#### BRIEF
Arrange everything in the listing from the line containing "x-tick-mark xyxy=(436,293,439,298)" down to the line containing "bar-group xyxy=(280,39,436,291)", both included, as a numbered list. Leave out any blank lines.

#### PROVIDED DATA
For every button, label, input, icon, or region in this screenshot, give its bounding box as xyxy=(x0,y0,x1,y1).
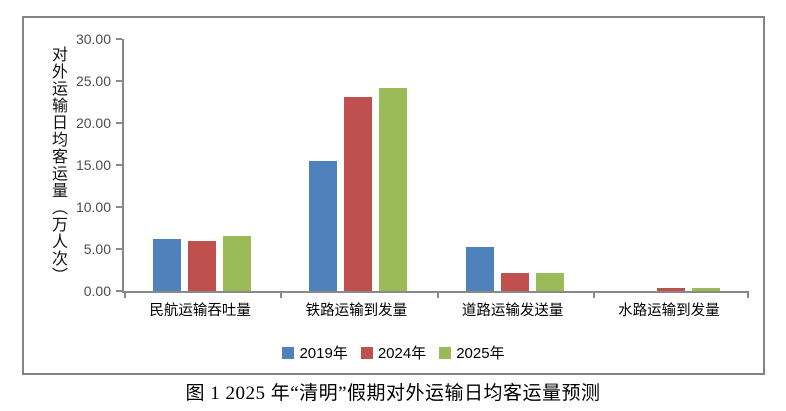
x-tick-mark xyxy=(436,293,439,298)
legend-item: 2024年 xyxy=(360,342,427,363)
bar xyxy=(500,272,529,291)
bar-cluster xyxy=(465,247,564,291)
legend-item: 2025年 xyxy=(439,342,505,363)
y-tick-mark xyxy=(116,248,122,250)
legend-swatch-icon xyxy=(360,346,373,359)
y-tick-label: 20.00 xyxy=(75,115,111,131)
y-tick-mark xyxy=(116,38,122,40)
bar xyxy=(379,87,408,291)
bar xyxy=(309,160,338,291)
y-tick-label: 30.00 xyxy=(75,31,111,47)
x-tick-mark xyxy=(124,293,126,298)
x-tick-mark xyxy=(280,293,283,298)
legend: 2019年 2024年 2025年 xyxy=(24,342,763,363)
bar xyxy=(656,288,685,291)
bar-group xyxy=(593,39,749,291)
bar xyxy=(691,288,720,291)
chart-figure: 对外运输日均客运量（万人次） 30.00 25.00 20.00 15.00 10.00… xyxy=(22,16,765,375)
x-axis-label: 民航运输吞吐量 xyxy=(149,303,251,319)
legend-label: 2025年 xyxy=(456,345,505,362)
bar-group xyxy=(280,39,436,291)
x-axis-label: 铁路运输到发量 xyxy=(305,303,408,319)
y-tick-label: 15.00 xyxy=(75,157,111,173)
bar xyxy=(153,238,182,291)
x-axis-labels: 民航运输吞吐量 铁路运输到发量 道路运输发送量 水路运输到发量 xyxy=(122,299,747,320)
legend-swatch-icon xyxy=(439,346,452,359)
bar-cluster xyxy=(622,288,720,291)
y-tick-mark xyxy=(116,122,122,124)
bar xyxy=(535,272,564,291)
y-tick-mark xyxy=(116,206,122,208)
x-axis-label: 水路运输到发量 xyxy=(618,303,720,319)
y-tick-label: 25.00 xyxy=(75,73,111,89)
legend-item: 2019年 xyxy=(282,342,348,363)
bar xyxy=(188,240,217,291)
legend-label: 2019年 xyxy=(299,345,348,362)
bar-groups xyxy=(124,39,749,291)
y-axis-tick-labels: 30.00 25.00 20.00 15.00 10.00 5.00 0.00 xyxy=(24,32,111,298)
bar-cluster xyxy=(153,236,252,291)
x-tick-mark xyxy=(592,293,595,298)
bar xyxy=(344,96,373,291)
y-tick-mark xyxy=(116,290,122,292)
y-tick-mark xyxy=(116,164,122,166)
figure-caption: 图 1 2025 年“清明”假期对外运输日均客运量预测 xyxy=(185,383,601,404)
y-tick-label: 5.00 xyxy=(83,241,111,257)
x-axis-label: 道路运输发送量 xyxy=(461,303,564,319)
bar-group xyxy=(437,39,593,291)
bar-cluster xyxy=(309,87,408,291)
y-tick-label: 0.00 xyxy=(83,283,111,299)
bar-group xyxy=(124,39,280,291)
bar xyxy=(223,236,252,291)
bar xyxy=(465,247,494,291)
legend-swatch-icon xyxy=(282,346,295,359)
legend-label: 2024年 xyxy=(377,345,427,362)
x-tick-mark xyxy=(747,293,749,298)
plot-area xyxy=(116,38,749,298)
y-tick-label: 10.00 xyxy=(75,199,111,215)
y-axis-title: 对外运输日均客运量（万人次） xyxy=(49,46,66,284)
y-tick-mark xyxy=(116,80,122,82)
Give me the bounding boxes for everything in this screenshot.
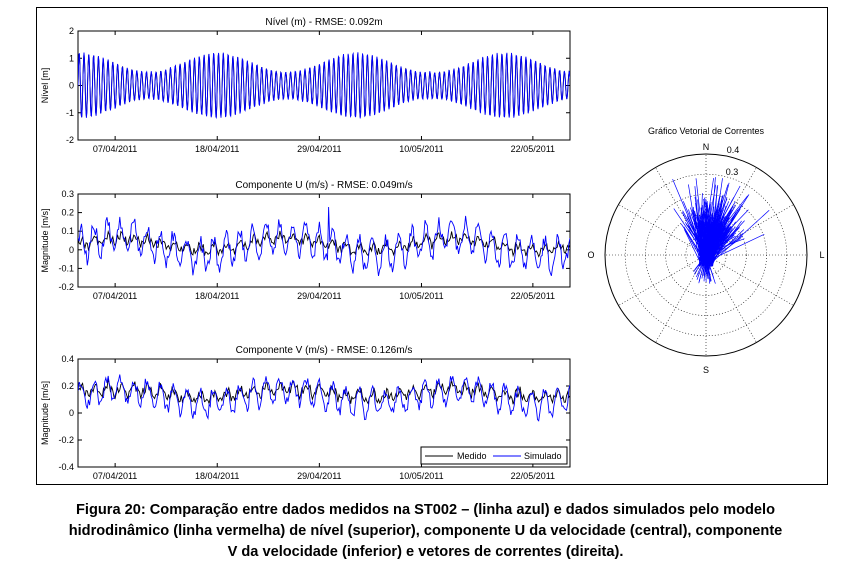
- y-tick-label: 0.2: [61, 381, 74, 391]
- series-line-medido: [78, 229, 570, 258]
- direction-label-south: S: [703, 365, 709, 375]
- y-tick-label: 1: [69, 53, 74, 63]
- x-tick-label: 29/04/2011: [297, 144, 341, 154]
- y-tick-label: 2: [69, 26, 74, 36]
- x-tick-label: 22/05/2011: [511, 471, 555, 481]
- y-axis-label: Nível [m]: [40, 68, 50, 104]
- direction-label-west: O: [587, 250, 594, 260]
- current-vector: [705, 254, 711, 282]
- chart-title: Componente V (m/s) - RMSE: 0.126m/s: [236, 345, 413, 356]
- y-tick-label: -0.2: [58, 282, 74, 292]
- series-line-simulado: [78, 51, 570, 119]
- chart-title: Nível (m) - RMSE: 0.092m: [265, 17, 382, 28]
- chart-figure: Nível (m) - RMSE: 0.092m 2 1 0 -1 -2 07/04/201…: [40, 17, 825, 481]
- current-vector: [702, 226, 739, 263]
- x-tick-label: 29/04/2011: [297, 291, 341, 301]
- current-vector: [703, 217, 722, 259]
- x-tick-label: 07/04/2011: [93, 291, 137, 301]
- current-vector: [703, 213, 720, 261]
- y-axis-label: Magnitude [m/s]: [40, 208, 50, 272]
- x-tick-label: 29/04/2011: [297, 471, 341, 481]
- current-vector: [712, 220, 742, 262]
- series-line-simulado: [78, 374, 570, 422]
- y-tick-label: -0.4: [58, 462, 74, 472]
- current-vector: [711, 227, 732, 264]
- x-tick-label: 18/04/2011: [195, 144, 239, 154]
- caption-line: V da velocidade (inferior) e vetores de …: [227, 544, 624, 560]
- legend-label: Medido: [457, 451, 487, 461]
- x-tick-label: 07/04/2011: [93, 471, 137, 481]
- x-tick-label: 22/05/2011: [511, 291, 555, 301]
- current-vector: [710, 210, 732, 256]
- current-vector: [695, 222, 703, 255]
- current-vector: [692, 221, 700, 261]
- x-tick-label: 18/04/2011: [195, 291, 239, 301]
- current-vector: [711, 238, 741, 260]
- current-vector: [699, 215, 706, 265]
- x-tick-label: 18/04/2011: [195, 471, 239, 481]
- radial-label: 0.3: [726, 167, 739, 177]
- y-tick-label: -2: [66, 135, 74, 145]
- polar-spoke: [618, 254, 707, 306]
- polar-spoke: [705, 204, 794, 256]
- current-vector: [696, 254, 707, 280]
- y-tick-label: 0: [69, 245, 74, 255]
- polar-spoke: [705, 254, 757, 343]
- polar-ring: [665, 214, 747, 296]
- radial-label: 0.4: [727, 145, 740, 155]
- current-vector: [708, 226, 721, 255]
- current-vector: [705, 254, 716, 284]
- polar-ring: [685, 234, 727, 276]
- direction-label-north: N: [703, 142, 710, 152]
- current-vector: [711, 226, 726, 256]
- polar-vectors: [672, 177, 770, 284]
- polar-spoke: [705, 254, 794, 306]
- caption-line: Figura 20: Comparação entre dados medido…: [75, 502, 776, 518]
- current-vector: [700, 207, 706, 265]
- polar-ring: [624, 173, 788, 337]
- current-vector: [699, 254, 707, 266]
- current-vector: [702, 254, 707, 270]
- x-tick-label: 07/04/2011: [93, 144, 137, 154]
- y-tick-label: 0.3: [61, 189, 74, 199]
- legend-label: Simulado: [524, 451, 562, 461]
- plot-area-2: [77, 193, 571, 288]
- polar-spoke: [655, 254, 707, 343]
- y-tick-label: 0.2: [61, 208, 74, 218]
- y-tick-label: 0.4: [61, 354, 74, 364]
- y-tick-label: 0.1: [61, 226, 74, 236]
- x-tick-label: 10/05/2011: [399, 144, 443, 154]
- series-line-simulado: [78, 206, 570, 276]
- y-tick-label: 0: [69, 81, 74, 91]
- x-tick-label: 10/05/2011: [399, 291, 443, 301]
- x-tick-label: 22/05/2011: [511, 144, 555, 154]
- y-tick-label: -1: [66, 108, 74, 118]
- figure-caption: Figura 20: Comparação entre dados medido…: [20, 500, 831, 563]
- current-vector: [712, 225, 714, 262]
- polar-title: Gráfico Vetorial de Correntes: [648, 126, 765, 136]
- y-tick-label: -0.1: [58, 263, 74, 273]
- current-vector: [683, 229, 702, 265]
- y-tick-label: -0.2: [58, 435, 74, 445]
- caption-line: hidrodinâmico (linha vermelha) de nível …: [68, 523, 783, 539]
- direction-label-east: L: [819, 250, 824, 260]
- polar-spoke: [705, 167, 757, 256]
- y-tick-label: 0: [69, 408, 74, 418]
- x-tick-label: 10/05/2011: [399, 471, 443, 481]
- chart-title: Componente U (m/s) - RMSE: 0.049m/s: [235, 180, 412, 191]
- y-axis-label: Magnitude [m/s]: [40, 381, 50, 445]
- current-vector: [708, 228, 722, 256]
- current-vector: [688, 184, 701, 261]
- polar-spoke: [655, 167, 707, 256]
- polar-spoke: [618, 204, 707, 256]
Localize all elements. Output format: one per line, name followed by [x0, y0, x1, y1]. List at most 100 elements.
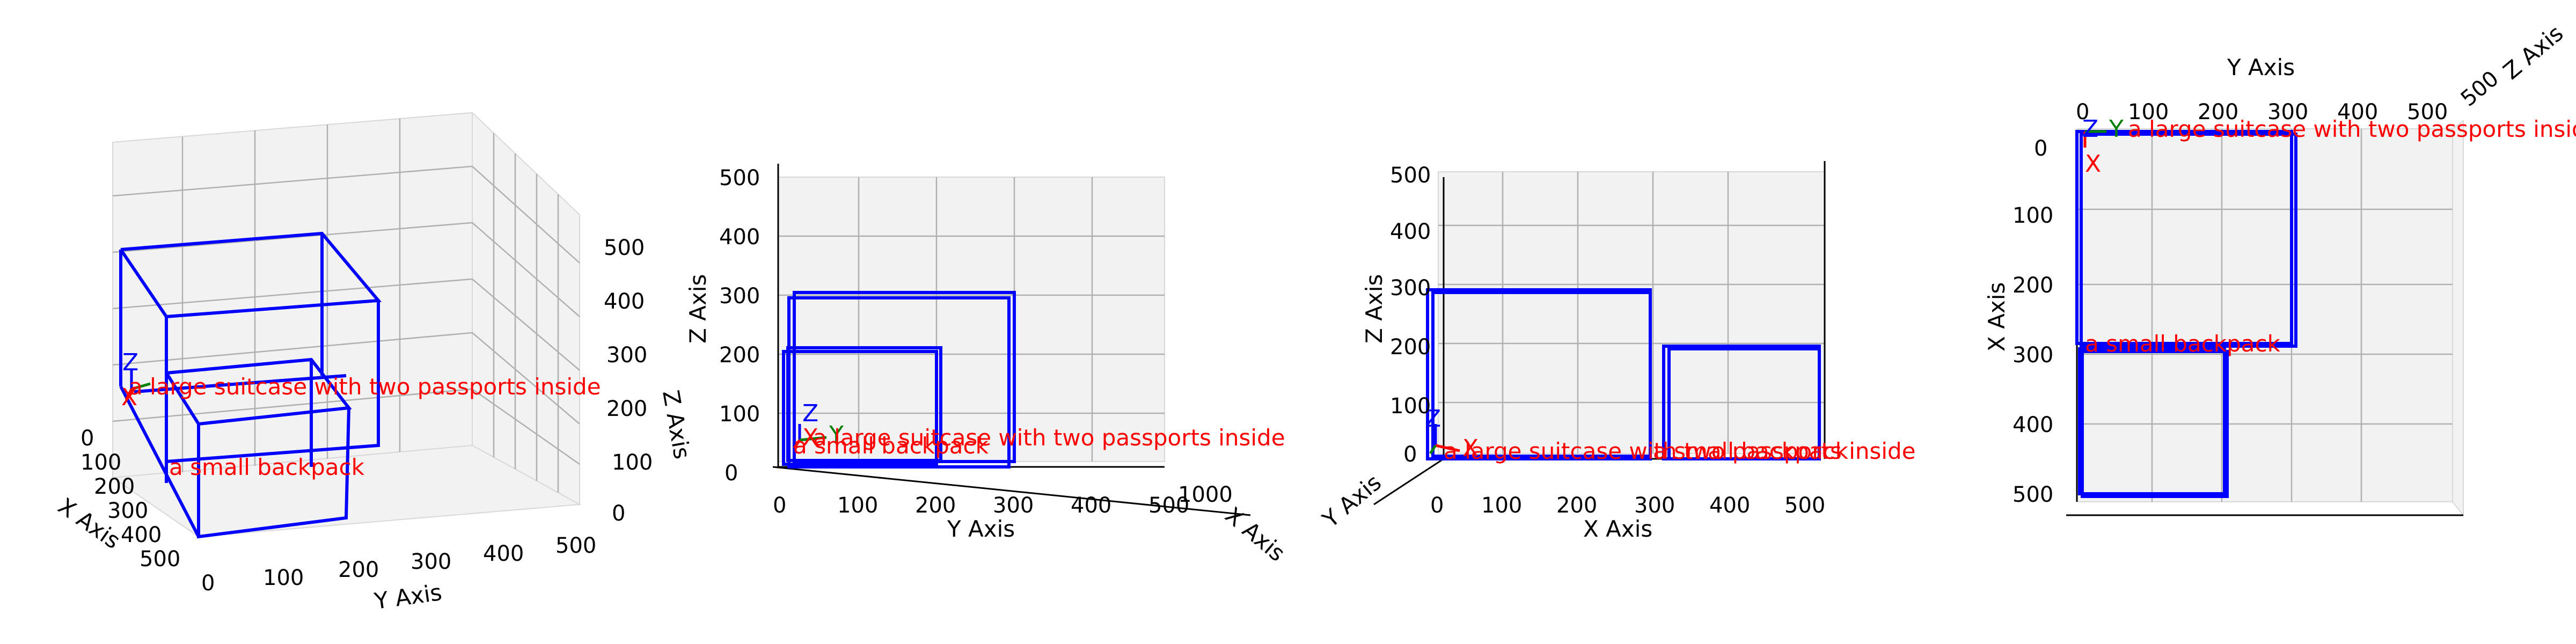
y-axis-label: Y Axis	[947, 516, 1015, 542]
svg-text:500: 500	[1390, 163, 1431, 188]
x-axis-ticks-crowded: 1000	[1178, 482, 1233, 507]
suitcase-label: a large suitcase with two passports insi…	[2128, 116, 2576, 142]
svg-text:0: 0	[80, 426, 94, 451]
origin-triad: Z X	[1425, 405, 1479, 462]
y-axis-label: Y Axis	[372, 579, 444, 614]
svg-text:300: 300	[1390, 276, 1431, 301]
svg-text:0: 0	[201, 571, 215, 596]
origin-x-label: X	[121, 384, 137, 411]
svg-text:500: 500	[604, 236, 645, 260]
suitcase-box	[1426, 288, 1652, 460]
z-axis-ticks-crowded: 500	[2456, 66, 2504, 111]
back-pane	[2076, 128, 2453, 502]
svg-text:200: 200	[338, 558, 379, 582]
svg-text:400: 400	[121, 523, 162, 547]
suitcase-label: a large suitcase with two passports insi…	[129, 374, 601, 400]
panel-side-xz: Z X a large suitcase with two passports …	[1317, 161, 1916, 542]
svg-text:X: X	[1462, 435, 1479, 462]
svg-text:300: 300	[107, 499, 148, 523]
svg-text:500: 500	[719, 166, 760, 191]
svg-text:0: 0	[2076, 100, 2089, 125]
svg-text:100: 100	[719, 402, 760, 427]
svg-text:X: X	[802, 424, 818, 451]
svg-text:300: 300	[411, 550, 451, 574]
x-axis-ticks: 0 100 200 300 400 500	[80, 426, 180, 572]
backpack-box	[119, 357, 352, 539]
svg-text:Z: Z	[802, 400, 818, 427]
svg-text:Z: Z	[1425, 405, 1441, 433]
origin-triad: X Z Y	[2082, 115, 2124, 178]
y-axis-ticks: 0 100 200 300 400 500	[773, 493, 1189, 518]
svg-text:0: 0	[2034, 136, 2047, 161]
svg-text:300: 300	[606, 343, 647, 368]
x-axis-ticks: 0 100 200 300 400 500	[2012, 136, 2053, 507]
svg-text:500: 500	[140, 547, 180, 572]
svg-text:200: 200	[94, 474, 135, 499]
suitcase-label: a large suitcase with two passports insi…	[813, 425, 1285, 451]
y-axis-ticks: 0 100 200 300 400 500	[2076, 100, 2448, 125]
svg-text:100: 100	[837, 493, 878, 518]
suitcase-box	[2075, 130, 2297, 348]
origin-z-label: Z	[122, 349, 138, 376]
z-axis-label: Z Axis	[685, 274, 711, 343]
svg-text:100: 100	[263, 566, 304, 590]
svg-text:Y: Y	[2109, 115, 2124, 143]
svg-text:500: 500	[1148, 493, 1189, 518]
svg-text:100: 100	[1481, 493, 1522, 518]
side-pane	[472, 111, 580, 506]
panel-top-yx: X Z Y a large suitcase with two passport…	[1984, 20, 2576, 517]
panel-perspective: Z X a large suitcase with two passports …	[53, 111, 696, 614]
svg-text:500: 500	[2012, 482, 2053, 507]
svg-text:400: 400	[2012, 413, 2053, 437]
svg-text:100: 100	[1390, 394, 1431, 419]
backpack-box	[1662, 345, 1821, 460]
svg-text:100: 100	[612, 450, 653, 475]
back-pane	[1438, 171, 1825, 454]
backpack-box	[782, 346, 942, 466]
svg-text:500: 500	[555, 533, 596, 558]
x-axis-label: X Axis	[1220, 502, 1291, 567]
svg-text:0: 0	[612, 501, 625, 526]
origin-triad: Z Y X	[793, 400, 844, 451]
svg-text:0: 0	[1403, 442, 1417, 467]
panel-front-yz: Z Y X a large suitcase with two passport…	[685, 164, 1290, 567]
grid-lines	[1438, 172, 1825, 453]
svg-text:200: 200	[1556, 493, 1597, 518]
svg-text:400: 400	[2337, 100, 2378, 125]
side-pane	[2452, 120, 2464, 517]
svg-text:400: 400	[719, 225, 760, 250]
svg-text:200: 200	[2012, 273, 2053, 298]
x-axis-label: X Axis	[1583, 516, 1652, 542]
svg-text:200: 200	[915, 493, 956, 518]
grid-lines	[112, 119, 580, 493]
svg-text:200: 200	[606, 397, 647, 421]
z-axis-label: Z Axis	[1361, 274, 1387, 343]
suitcase-label: a large suitcase with two passports insi…	[1444, 438, 1916, 464]
svg-text:400: 400	[604, 289, 645, 314]
svg-text:300: 300	[2267, 100, 2308, 125]
x-axis-ticks: 0 100 200 300 400 500	[1430, 493, 1825, 518]
svg-text:300: 300	[993, 493, 1034, 518]
svg-text:200: 200	[1390, 335, 1431, 360]
y-axis-ticks: 0 100 200 300 400 500	[201, 533, 596, 596]
svg-text:200: 200	[719, 343, 760, 368]
y-axis-label: Y Axis	[2227, 54, 2295, 80]
y-axis-label: Y Axis	[1317, 469, 1386, 533]
backpack-label: a small backpack	[169, 454, 365, 480]
svg-text:0: 0	[773, 493, 786, 518]
z-axis-label: Z Axis	[2498, 20, 2568, 85]
svg-text:100: 100	[2012, 203, 2053, 228]
svg-text:0: 0	[724, 461, 738, 486]
svg-text:0: 0	[1430, 493, 1444, 518]
z-axis-ticks: 0 100 200 300 400 500	[1390, 163, 1431, 467]
z-axis-label: Z Axis	[657, 388, 696, 461]
svg-text:200: 200	[2198, 100, 2238, 125]
svg-text:500: 500	[2407, 100, 2448, 125]
svg-text:100: 100	[80, 450, 121, 475]
svg-text:400: 400	[1071, 493, 1111, 518]
svg-text:300: 300	[719, 284, 760, 309]
svg-text:400: 400	[1709, 493, 1750, 518]
svg-text:100: 100	[2128, 100, 2169, 125]
svg-text:300: 300	[2012, 343, 2053, 368]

#### SOLUTION FOR THIS EXERCISE
1. x-tick-mark xyxy=(436,293,439,298)
2. legend-item: 2024年 xyxy=(360,342,427,363)
3. bar xyxy=(500,272,529,291)
4. bar-cluster xyxy=(465,247,564,291)
5. legend-item: 2025年 xyxy=(439,342,505,363)
6. y-tick-mark xyxy=(116,248,122,250)
7. legend-swatch-icon xyxy=(360,346,373,359)
8. y-tick-label: 20.00 xyxy=(75,115,111,131)
9. y-tick-mark xyxy=(116,38,122,40)
10. bar xyxy=(379,87,408,291)
11. bar xyxy=(309,160,338,291)
12. y-tick-label: 30.00 xyxy=(75,31,111,47)
13. x-tick-mark xyxy=(124,293,126,298)
14. x-tick-mark xyxy=(280,293,283,298)
15. legend: 2019年 2024年 2025年 xyxy=(24,342,763,363)
16. bar xyxy=(656,288,685,291)
17. bar-group xyxy=(593,39,749,291)
18. bar xyxy=(691,288,720,291)
19. chart-figure: 对外运输日均客运量（万人次） 30.00 25.00 20.00 15.00 10.00… xyxy=(22,16,765,375)
20. x-axis-label: 民航运输吞吐量 xyxy=(149,303,251,319)
21. legend-label: 2025年 xyxy=(456,345,505,362)
22. bar-group xyxy=(280,39,436,291)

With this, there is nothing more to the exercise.